▶ [REQUIRED ACTION]
Every line holding "Schönberg" should be copied from the records below.

........

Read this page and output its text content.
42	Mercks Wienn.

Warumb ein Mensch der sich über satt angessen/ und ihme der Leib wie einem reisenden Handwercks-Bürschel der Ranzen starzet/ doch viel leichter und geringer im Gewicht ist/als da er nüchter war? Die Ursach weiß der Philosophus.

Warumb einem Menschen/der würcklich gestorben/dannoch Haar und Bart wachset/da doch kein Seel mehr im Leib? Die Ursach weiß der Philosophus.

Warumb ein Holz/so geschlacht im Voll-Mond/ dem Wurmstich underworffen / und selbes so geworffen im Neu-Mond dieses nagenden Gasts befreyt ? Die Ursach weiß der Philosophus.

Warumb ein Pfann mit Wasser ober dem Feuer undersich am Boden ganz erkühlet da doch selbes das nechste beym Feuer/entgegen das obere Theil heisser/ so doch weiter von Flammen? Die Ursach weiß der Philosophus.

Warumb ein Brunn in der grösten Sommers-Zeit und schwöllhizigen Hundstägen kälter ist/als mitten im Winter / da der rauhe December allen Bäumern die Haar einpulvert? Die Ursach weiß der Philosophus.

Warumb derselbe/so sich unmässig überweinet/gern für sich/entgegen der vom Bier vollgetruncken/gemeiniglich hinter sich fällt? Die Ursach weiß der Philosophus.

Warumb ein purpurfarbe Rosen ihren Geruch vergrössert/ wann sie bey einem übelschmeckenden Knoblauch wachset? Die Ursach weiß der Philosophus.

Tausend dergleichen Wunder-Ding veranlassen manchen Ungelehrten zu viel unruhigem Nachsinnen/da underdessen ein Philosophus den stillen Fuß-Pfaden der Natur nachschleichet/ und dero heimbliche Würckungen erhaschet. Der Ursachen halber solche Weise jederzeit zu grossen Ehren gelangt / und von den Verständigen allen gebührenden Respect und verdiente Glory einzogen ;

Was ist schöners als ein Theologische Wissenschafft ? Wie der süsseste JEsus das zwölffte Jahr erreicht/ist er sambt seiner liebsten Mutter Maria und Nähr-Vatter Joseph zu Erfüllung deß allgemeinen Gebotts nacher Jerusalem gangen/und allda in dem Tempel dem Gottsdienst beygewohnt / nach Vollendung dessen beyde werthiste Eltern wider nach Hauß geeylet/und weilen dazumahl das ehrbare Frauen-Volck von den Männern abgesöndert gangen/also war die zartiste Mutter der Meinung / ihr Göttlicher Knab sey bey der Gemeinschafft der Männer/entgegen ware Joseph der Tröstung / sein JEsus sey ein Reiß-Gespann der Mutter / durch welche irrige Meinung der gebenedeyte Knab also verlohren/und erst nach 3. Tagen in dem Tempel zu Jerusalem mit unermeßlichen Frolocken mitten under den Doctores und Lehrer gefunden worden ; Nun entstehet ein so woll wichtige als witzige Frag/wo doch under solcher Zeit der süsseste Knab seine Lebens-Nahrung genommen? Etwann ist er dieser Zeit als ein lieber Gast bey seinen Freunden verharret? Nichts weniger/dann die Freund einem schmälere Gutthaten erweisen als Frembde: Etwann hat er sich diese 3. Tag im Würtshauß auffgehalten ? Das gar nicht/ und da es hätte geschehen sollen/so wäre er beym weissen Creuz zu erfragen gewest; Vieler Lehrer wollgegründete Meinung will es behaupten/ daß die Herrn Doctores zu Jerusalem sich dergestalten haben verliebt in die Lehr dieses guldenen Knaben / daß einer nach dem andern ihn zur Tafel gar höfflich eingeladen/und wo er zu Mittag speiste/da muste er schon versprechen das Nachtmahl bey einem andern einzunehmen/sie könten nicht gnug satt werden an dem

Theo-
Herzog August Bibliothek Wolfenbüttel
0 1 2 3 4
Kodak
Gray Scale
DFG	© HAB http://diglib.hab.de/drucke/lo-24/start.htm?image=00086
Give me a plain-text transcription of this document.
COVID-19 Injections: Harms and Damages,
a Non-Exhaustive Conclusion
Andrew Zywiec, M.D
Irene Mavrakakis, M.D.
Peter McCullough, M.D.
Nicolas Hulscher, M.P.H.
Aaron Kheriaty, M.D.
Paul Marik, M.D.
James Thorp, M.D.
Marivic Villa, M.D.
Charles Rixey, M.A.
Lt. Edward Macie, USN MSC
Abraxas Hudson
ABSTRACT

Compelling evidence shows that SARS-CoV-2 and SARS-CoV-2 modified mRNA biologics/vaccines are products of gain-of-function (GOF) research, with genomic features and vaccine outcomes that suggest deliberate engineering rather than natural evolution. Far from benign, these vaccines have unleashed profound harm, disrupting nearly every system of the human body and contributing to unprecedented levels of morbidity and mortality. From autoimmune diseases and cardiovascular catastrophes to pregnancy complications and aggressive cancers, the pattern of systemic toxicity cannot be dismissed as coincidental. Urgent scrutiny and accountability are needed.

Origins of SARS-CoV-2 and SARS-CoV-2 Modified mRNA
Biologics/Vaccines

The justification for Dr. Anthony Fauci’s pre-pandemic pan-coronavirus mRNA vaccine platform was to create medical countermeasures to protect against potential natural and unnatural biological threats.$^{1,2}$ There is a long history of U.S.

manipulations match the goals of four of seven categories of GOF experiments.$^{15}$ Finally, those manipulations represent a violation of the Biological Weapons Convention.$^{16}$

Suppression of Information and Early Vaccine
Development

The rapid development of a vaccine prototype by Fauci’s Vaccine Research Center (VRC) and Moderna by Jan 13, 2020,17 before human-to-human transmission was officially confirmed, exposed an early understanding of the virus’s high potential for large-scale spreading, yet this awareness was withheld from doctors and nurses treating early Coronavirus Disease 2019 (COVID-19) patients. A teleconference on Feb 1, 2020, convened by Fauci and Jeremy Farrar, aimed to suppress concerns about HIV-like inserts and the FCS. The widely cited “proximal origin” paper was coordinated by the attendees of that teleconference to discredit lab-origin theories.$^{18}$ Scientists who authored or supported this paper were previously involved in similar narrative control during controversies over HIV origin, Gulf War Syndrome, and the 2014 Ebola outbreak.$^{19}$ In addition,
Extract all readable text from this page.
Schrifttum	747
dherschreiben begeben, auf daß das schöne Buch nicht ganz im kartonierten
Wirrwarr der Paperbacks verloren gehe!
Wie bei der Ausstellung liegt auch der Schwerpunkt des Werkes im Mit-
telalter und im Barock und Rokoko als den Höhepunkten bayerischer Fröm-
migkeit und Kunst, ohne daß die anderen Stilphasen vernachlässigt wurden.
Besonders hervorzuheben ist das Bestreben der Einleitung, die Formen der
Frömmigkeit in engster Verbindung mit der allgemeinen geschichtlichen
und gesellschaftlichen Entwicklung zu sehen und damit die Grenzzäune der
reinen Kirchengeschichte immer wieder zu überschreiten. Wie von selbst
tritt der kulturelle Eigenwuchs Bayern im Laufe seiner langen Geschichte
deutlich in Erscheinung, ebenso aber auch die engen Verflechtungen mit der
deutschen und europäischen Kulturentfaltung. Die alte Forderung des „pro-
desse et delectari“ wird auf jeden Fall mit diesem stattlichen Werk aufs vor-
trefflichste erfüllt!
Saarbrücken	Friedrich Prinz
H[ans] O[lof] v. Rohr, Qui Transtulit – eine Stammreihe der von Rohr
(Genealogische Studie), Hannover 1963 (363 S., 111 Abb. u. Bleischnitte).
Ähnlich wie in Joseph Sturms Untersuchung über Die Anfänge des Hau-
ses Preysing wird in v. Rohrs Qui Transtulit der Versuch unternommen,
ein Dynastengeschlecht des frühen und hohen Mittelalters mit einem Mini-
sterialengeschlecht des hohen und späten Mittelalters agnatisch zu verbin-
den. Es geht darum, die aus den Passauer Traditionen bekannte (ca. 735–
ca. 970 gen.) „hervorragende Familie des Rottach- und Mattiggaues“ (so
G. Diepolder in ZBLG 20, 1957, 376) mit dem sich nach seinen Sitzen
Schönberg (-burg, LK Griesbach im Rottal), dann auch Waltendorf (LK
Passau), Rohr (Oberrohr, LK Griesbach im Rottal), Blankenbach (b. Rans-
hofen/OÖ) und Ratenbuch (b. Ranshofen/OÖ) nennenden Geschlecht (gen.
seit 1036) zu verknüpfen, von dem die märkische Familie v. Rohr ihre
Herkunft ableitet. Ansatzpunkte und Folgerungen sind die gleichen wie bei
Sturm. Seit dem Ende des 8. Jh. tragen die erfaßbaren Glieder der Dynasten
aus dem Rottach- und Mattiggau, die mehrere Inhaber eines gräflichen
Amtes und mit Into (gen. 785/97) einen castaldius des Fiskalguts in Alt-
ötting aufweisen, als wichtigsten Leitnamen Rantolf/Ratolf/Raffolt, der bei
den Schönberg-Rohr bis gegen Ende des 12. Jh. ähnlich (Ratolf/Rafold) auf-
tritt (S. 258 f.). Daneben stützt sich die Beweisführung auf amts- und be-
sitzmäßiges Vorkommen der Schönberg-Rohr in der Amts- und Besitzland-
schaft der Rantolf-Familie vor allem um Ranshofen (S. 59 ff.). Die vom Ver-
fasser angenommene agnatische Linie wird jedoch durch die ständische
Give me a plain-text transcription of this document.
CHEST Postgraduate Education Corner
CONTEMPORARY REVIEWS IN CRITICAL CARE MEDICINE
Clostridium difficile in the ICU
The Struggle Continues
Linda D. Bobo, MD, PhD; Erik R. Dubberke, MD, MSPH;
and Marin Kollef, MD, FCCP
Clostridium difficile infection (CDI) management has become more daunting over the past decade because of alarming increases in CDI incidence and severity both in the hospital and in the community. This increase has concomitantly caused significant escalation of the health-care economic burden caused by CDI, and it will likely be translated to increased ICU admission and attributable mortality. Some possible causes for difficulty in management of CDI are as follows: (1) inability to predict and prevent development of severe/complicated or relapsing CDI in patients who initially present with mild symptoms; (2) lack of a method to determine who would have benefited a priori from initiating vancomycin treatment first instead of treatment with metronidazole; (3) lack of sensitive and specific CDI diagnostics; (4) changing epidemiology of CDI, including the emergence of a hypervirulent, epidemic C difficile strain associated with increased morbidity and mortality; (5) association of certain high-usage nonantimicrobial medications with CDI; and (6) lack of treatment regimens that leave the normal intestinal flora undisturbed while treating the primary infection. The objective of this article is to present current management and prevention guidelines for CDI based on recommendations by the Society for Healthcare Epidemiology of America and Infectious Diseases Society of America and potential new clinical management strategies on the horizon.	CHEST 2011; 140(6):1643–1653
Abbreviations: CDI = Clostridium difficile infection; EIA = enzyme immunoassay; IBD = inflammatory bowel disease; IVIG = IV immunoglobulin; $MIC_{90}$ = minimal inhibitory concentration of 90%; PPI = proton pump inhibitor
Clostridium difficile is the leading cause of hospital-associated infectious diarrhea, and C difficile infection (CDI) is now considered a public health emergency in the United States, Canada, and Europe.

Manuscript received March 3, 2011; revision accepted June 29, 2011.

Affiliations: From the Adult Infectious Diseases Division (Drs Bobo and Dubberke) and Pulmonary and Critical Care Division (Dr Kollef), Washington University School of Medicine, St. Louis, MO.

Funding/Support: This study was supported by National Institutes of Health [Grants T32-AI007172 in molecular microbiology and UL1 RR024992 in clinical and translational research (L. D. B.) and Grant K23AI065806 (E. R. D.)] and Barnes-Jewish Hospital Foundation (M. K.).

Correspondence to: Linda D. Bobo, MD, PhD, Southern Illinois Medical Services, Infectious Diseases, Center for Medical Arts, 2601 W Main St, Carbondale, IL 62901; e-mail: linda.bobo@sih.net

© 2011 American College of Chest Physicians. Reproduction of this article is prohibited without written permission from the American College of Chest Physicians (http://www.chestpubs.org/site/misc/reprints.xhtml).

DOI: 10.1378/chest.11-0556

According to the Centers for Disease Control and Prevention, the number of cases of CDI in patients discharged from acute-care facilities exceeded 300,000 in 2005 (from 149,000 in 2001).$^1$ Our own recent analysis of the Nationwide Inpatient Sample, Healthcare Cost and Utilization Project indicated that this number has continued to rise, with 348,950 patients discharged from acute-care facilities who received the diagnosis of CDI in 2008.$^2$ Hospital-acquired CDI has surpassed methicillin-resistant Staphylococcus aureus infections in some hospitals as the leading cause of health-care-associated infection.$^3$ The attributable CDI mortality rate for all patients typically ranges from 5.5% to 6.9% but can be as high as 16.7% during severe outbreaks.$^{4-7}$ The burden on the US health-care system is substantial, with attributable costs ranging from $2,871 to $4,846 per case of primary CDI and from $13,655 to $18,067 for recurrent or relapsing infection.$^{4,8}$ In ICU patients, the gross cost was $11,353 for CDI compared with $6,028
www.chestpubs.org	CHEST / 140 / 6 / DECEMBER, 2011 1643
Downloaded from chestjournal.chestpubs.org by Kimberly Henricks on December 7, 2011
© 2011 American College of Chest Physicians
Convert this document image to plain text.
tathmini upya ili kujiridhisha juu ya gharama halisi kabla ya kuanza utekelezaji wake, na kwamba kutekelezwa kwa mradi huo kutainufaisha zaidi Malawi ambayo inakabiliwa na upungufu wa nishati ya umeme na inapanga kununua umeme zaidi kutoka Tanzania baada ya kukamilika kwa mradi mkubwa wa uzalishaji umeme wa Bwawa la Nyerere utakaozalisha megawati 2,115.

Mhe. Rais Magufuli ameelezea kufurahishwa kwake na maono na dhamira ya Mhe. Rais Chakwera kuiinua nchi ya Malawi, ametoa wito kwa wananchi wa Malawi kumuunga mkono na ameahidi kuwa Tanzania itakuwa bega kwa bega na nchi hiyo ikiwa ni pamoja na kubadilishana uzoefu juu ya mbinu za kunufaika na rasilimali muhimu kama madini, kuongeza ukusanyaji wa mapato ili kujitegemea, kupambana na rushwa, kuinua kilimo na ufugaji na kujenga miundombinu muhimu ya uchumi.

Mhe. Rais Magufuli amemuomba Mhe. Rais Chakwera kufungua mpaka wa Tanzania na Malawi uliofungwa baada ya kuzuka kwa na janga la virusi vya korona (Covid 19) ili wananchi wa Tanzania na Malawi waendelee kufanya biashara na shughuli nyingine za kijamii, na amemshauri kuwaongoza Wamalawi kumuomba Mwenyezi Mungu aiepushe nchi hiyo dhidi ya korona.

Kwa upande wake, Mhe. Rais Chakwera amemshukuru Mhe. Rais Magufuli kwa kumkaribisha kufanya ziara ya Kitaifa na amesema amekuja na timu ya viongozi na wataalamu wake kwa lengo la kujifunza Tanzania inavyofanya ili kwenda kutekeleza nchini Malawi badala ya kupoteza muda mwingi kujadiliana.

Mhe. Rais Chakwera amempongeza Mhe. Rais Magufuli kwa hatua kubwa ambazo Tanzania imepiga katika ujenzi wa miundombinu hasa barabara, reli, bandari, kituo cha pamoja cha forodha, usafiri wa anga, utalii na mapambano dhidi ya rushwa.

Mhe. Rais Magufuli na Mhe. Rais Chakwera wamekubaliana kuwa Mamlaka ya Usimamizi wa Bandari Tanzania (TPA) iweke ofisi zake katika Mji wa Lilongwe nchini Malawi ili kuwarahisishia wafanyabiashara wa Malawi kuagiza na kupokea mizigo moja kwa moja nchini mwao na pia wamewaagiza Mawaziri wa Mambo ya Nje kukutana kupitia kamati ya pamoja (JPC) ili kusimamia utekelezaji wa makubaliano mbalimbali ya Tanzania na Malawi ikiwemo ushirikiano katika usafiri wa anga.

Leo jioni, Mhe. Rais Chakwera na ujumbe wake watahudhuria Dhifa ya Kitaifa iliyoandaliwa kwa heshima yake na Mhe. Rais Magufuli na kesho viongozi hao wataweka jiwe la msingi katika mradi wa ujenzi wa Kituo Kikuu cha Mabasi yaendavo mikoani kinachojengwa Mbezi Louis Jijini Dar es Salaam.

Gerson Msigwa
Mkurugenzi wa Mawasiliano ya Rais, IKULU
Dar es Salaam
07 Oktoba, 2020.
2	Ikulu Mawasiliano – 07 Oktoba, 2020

........

▶ [SOLUTION]
Schönberg (-burg, LK Griesbach im Rottal), dann auch Waltendorf (LK
den Schönberg-Rohr bis gegen Ende des 12. Jh. ähnlich (Ratolf/Rafold) auf-
sitzmäßiges Vorkommen der Schönberg-Rohr in der Amts- und Besitzland-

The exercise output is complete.